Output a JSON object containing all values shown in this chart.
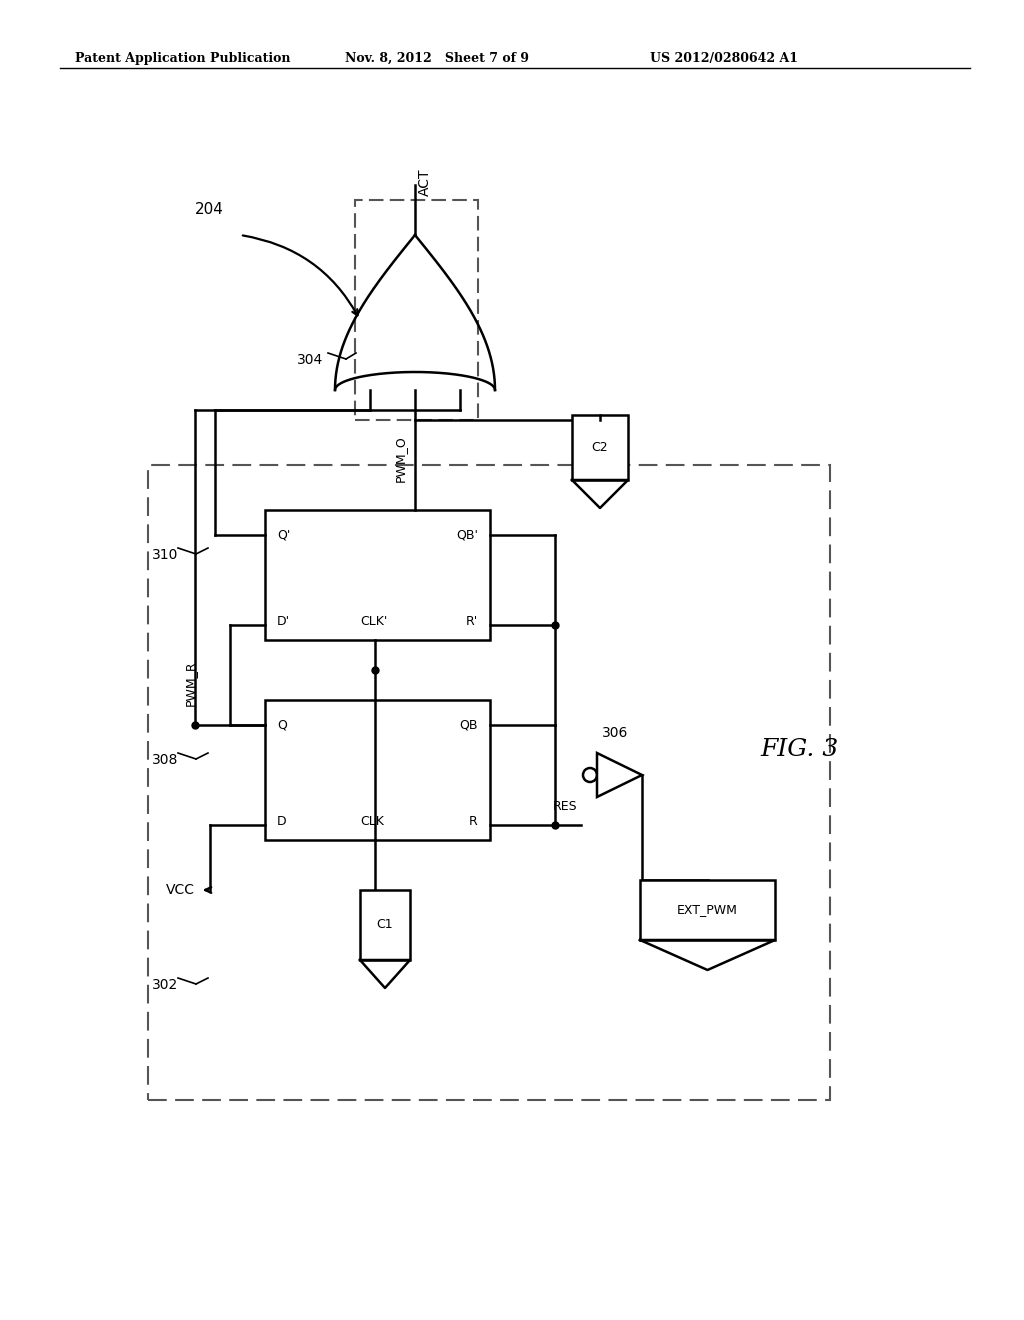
{
  "bg_color": "#ffffff",
  "line_color": "#000000",
  "header_left": "Patent Application Publication",
  "header_mid": "Nov. 8, 2012   Sheet 7 of 9",
  "header_right": "US 2012/0280642 A1",
  "fig_label": "FIG. 3",
  "label_204": "204",
  "label_302": "302",
  "label_304": "304",
  "label_306": "306",
  "label_308": "308",
  "label_310": "310",
  "signal_ACT": "ACT",
  "signal_VCC": "VCC",
  "signal_PWM_O": "PWM_O",
  "signal_PWM_R": "PWM_R",
  "signal_RES": "RES",
  "signal_C1": "C1",
  "signal_C2": "C2",
  "signal_EXT_PWM": "EXT_PWM"
}
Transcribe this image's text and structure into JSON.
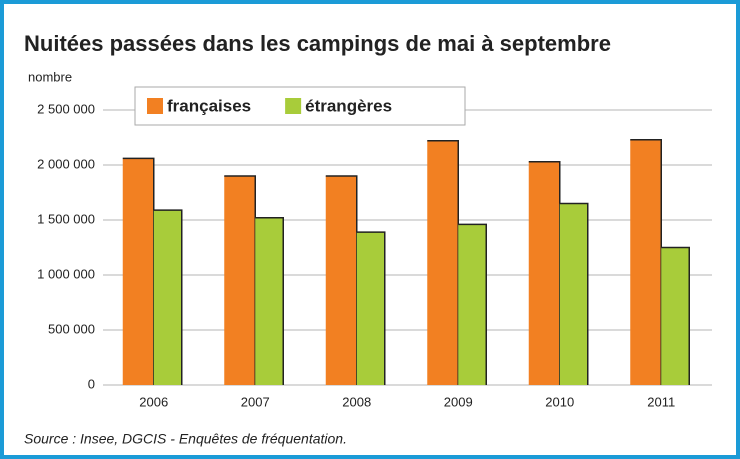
{
  "chart_data": {
    "type": "bar",
    "title": "Nuitées passées dans les campings de mai à septembre",
    "y_label": "nombre",
    "source": "Source : Insee, DGCIS - Enquêtes de fréquentation.",
    "categories": [
      "2006",
      "2007",
      "2008",
      "2009",
      "2010",
      "2011"
    ],
    "series": [
      {
        "name": "françaises",
        "color": "#f28022",
        "values": [
          2060000,
          1900000,
          1900000,
          2220000,
          2030000,
          2230000
        ]
      },
      {
        "name": "étrangères",
        "color": "#a8cc3a",
        "values": [
          1590000,
          1520000,
          1390000,
          1460000,
          1650000,
          1250000
        ]
      }
    ],
    "ylim": [
      0,
      2500000
    ],
    "yticks": [
      0,
      {
        "value": 500000,
        "label": "500 000"
      },
      {
        "value": 1000000,
        "label": "1 000 000"
      },
      {
        "value": 1500000,
        "label": "1 500 000"
      },
      {
        "value": 2000000,
        "label": "2 000 000"
      },
      {
        "value": 2500000,
        "label": "2 500 000"
      }
    ],
    "grid": true,
    "legend": "upper left"
  }
}
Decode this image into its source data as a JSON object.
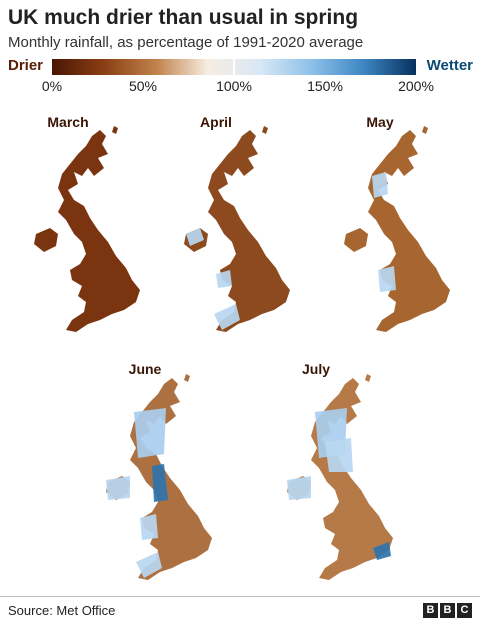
{
  "title": "UK much drier than usual in spring",
  "subtitle": "Monthly rainfall, as percentage of 1991-2020 average",
  "legend": {
    "left_label": "Drier",
    "right_label": "Wetter",
    "ticks": [
      "0%",
      "50%",
      "100%",
      "150%",
      "200%"
    ],
    "tick_values": [
      0,
      50,
      100,
      150,
      200
    ],
    "colors": [
      "#4a1604",
      "#8a3e14",
      "#c0824a",
      "#f7ede2",
      "#d8e8f6",
      "#8cc0e8",
      "#3d86c2",
      "#06305e"
    ]
  },
  "maps": [
    {
      "label": "March",
      "fill": "#7b3410",
      "wet": []
    },
    {
      "label": "April",
      "fill": "#8c4a1e",
      "wet": [
        "south-west",
        "west-wales",
        "north-ireland"
      ]
    },
    {
      "label": "May",
      "fill": "#a7652f",
      "wet": [
        "scotland-west",
        "wales"
      ]
    },
    {
      "label": "June",
      "fill": "#ad7040",
      "wet": [
        "scotland",
        "north-west",
        "northern-ireland",
        "wales",
        "south-west"
      ]
    },
    {
      "label": "July",
      "fill": "#b67a48",
      "wet": [
        "scotland",
        "northern-ireland",
        "north",
        "south-east"
      ]
    }
  ],
  "source": "Source: Met Office",
  "brand": [
    "B",
    "B",
    "C"
  ]
}
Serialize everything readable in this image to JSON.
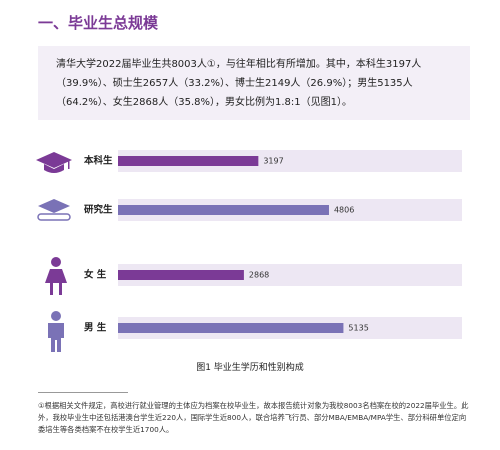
{
  "heading": "一、毕业生总规模",
  "paragraph": "清华大学2022届毕业生共8003人①，与往年相比有所增加。其中，本科生3197人（39.9%）、硕士生2657人（33.2%）、博士生2149人（26.9%）；男生5135人（64.2%）、女生2868人（35.8%），男女比例为1.8:1（见图1）。",
  "chart_data": {
    "type": "bar",
    "orientation": "horizontal",
    "categories": [
      "本科生",
      "研究生",
      "女 生",
      "男 生"
    ],
    "values": [
      3197,
      4806,
      2868,
      5135
    ],
    "colors": [
      "#7b3a96",
      "#7a72b6",
      "#7b3a96",
      "#7a72b6"
    ],
    "track_color": "#ede7f3"
  },
  "caption": "图1  毕业生学历和性别构成",
  "footnote": "①根据相关文件规定，高校进行就业管理的主体应为档案在校毕业生，故本报告统计对象为我校8003名档案在校的2022届毕业生。此外，我校毕业生中还包括港澳台学生近220人，国际学生近800人，联合培养飞行员、部分MBA/EMBA/MPA学生、部分科研单位定向委培生等各类档案不在校学生近1700人。"
}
▬▬▬▬▬▬
* [WRITTEN INSTRUCTION]: Each line above is to be copied verbatim. Drop any image from the copy.

* [FINISHED ANSWER]:
Output a JSON object containing all values shown in this chart.
{
  "bg_color": "#ffffff",
  "line_color": "#000000",
  "header_left": "Patent Application Publication",
  "header_mid": "Nov. 8, 2012   Sheet 7 of 9",
  "header_right": "US 2012/0280642 A1",
  "fig_label": "FIG. 3",
  "label_204": "204",
  "label_302": "302",
  "label_304": "304",
  "label_306": "306",
  "label_308": "308",
  "label_310": "310",
  "signal_ACT": "ACT",
  "signal_VCC": "VCC",
  "signal_PWM_O": "PWM_O",
  "signal_PWM_R": "PWM_R",
  "signal_RES": "RES",
  "signal_C1": "C1",
  "signal_C2": "C2",
  "signal_EXT_PWM": "EXT_PWM"
}
Transcribe this image's text and structure into JSON.
{
  "chart_data": {
    "type": "bar",
    "title": "Nuitées passées dans les campings de mai à septembre",
    "y_label": "nombre",
    "source": "Source : Insee, DGCIS - Enquêtes de fréquentation.",
    "categories": [
      "2006",
      "2007",
      "2008",
      "2009",
      "2010",
      "2011"
    ],
    "series": [
      {
        "name": "françaises",
        "color": "#f28022",
        "values": [
          2060000,
          1900000,
          1900000,
          2220000,
          2030000,
          2230000
        ]
      },
      {
        "name": "étrangères",
        "color": "#a8cc3a",
        "values": [
          1590000,
          1520000,
          1390000,
          1460000,
          1650000,
          1250000
        ]
      }
    ],
    "ylim": [
      0,
      2500000
    ],
    "yticks": [
      0,
      {
        "value": 500000,
        "label": "500 000"
      },
      {
        "value": 1000000,
        "label": "1 000 000"
      },
      {
        "value": 1500000,
        "label": "1 500 000"
      },
      {
        "value": 2000000,
        "label": "2 000 000"
      },
      {
        "value": 2500000,
        "label": "2 500 000"
      }
    ],
    "grid": true,
    "legend": "upper left"
  }
}
Decode this image into its source data as a JSON object.
{
  "title": "UK much drier than usual in spring",
  "subtitle": "Monthly rainfall, as percentage of 1991-2020 average",
  "legend": {
    "left_label": "Drier",
    "right_label": "Wetter",
    "ticks": [
      "0%",
      "50%",
      "100%",
      "150%",
      "200%"
    ],
    "tick_values": [
      0,
      50,
      100,
      150,
      200
    ],
    "colors": [
      "#4a1604",
      "#8a3e14",
      "#c0824a",
      "#f7ede2",
      "#d8e8f6",
      "#8cc0e8",
      "#3d86c2",
      "#06305e"
    ]
  },
  "maps": [
    {
      "label": "March",
      "fill": "#7b3410",
      "wet": []
    },
    {
      "label": "April",
      "fill": "#8c4a1e",
      "wet": [
        "south-west",
        "west-wales",
        "north-ireland"
      ]
    },
    {
      "label": "May",
      "fill": "#a7652f",
      "wet": [
        "scotland-west",
        "wales"
      ]
    },
    {
      "label": "June",
      "fill": "#ad7040",
      "wet": [
        "scotland",
        "north-west",
        "northern-ireland",
        "wales",
        "south-west"
      ]
    },
    {
      "label": "July",
      "fill": "#b67a48",
      "wet": [
        "scotland",
        "northern-ireland",
        "north",
        "south-east"
      ]
    }
  ],
  "source": "Source: Met Office",
  "brand": [
    "B",
    "B",
    "C"
  ]
}
Serialize everything readable in this image to JSON.
{
  "heading": "一、毕业生总规模",
  "paragraph": "清华大学2022届毕业生共8003人①，与往年相比有所增加。其中，本科生3197人（39.9%）、硕士生2657人（33.2%）、博士生2149人（26.9%）；男生5135人（64.2%）、女生2868人（35.8%），男女比例为1.8:1（见图1）。",
  "chart_data": {
    "type": "bar",
    "orientation": "horizontal",
    "categories": [
      "本科生",
      "研究生",
      "女 生",
      "男 生"
    ],
    "values": [
      3197,
      4806,
      2868,
      5135
    ],
    "colors": [
      "#7b3a96",
      "#7a72b6",
      "#7b3a96",
      "#7a72b6"
    ],
    "track_color": "#ede7f3"
  },
  "caption": "图1  毕业生学历和性别构成",
  "footnote": "①根据相关文件规定，高校进行就业管理的主体应为档案在校毕业生，故本报告统计对象为我校8003名档案在校的2022届毕业生。此外，我校毕业生中还包括港澳台学生近220人，国际学生近800人，联合培养飞行员、部分MBA/EMBA/MPA学生、部分科研单位定向委培生等各类档案不在校学生近1700人。"
}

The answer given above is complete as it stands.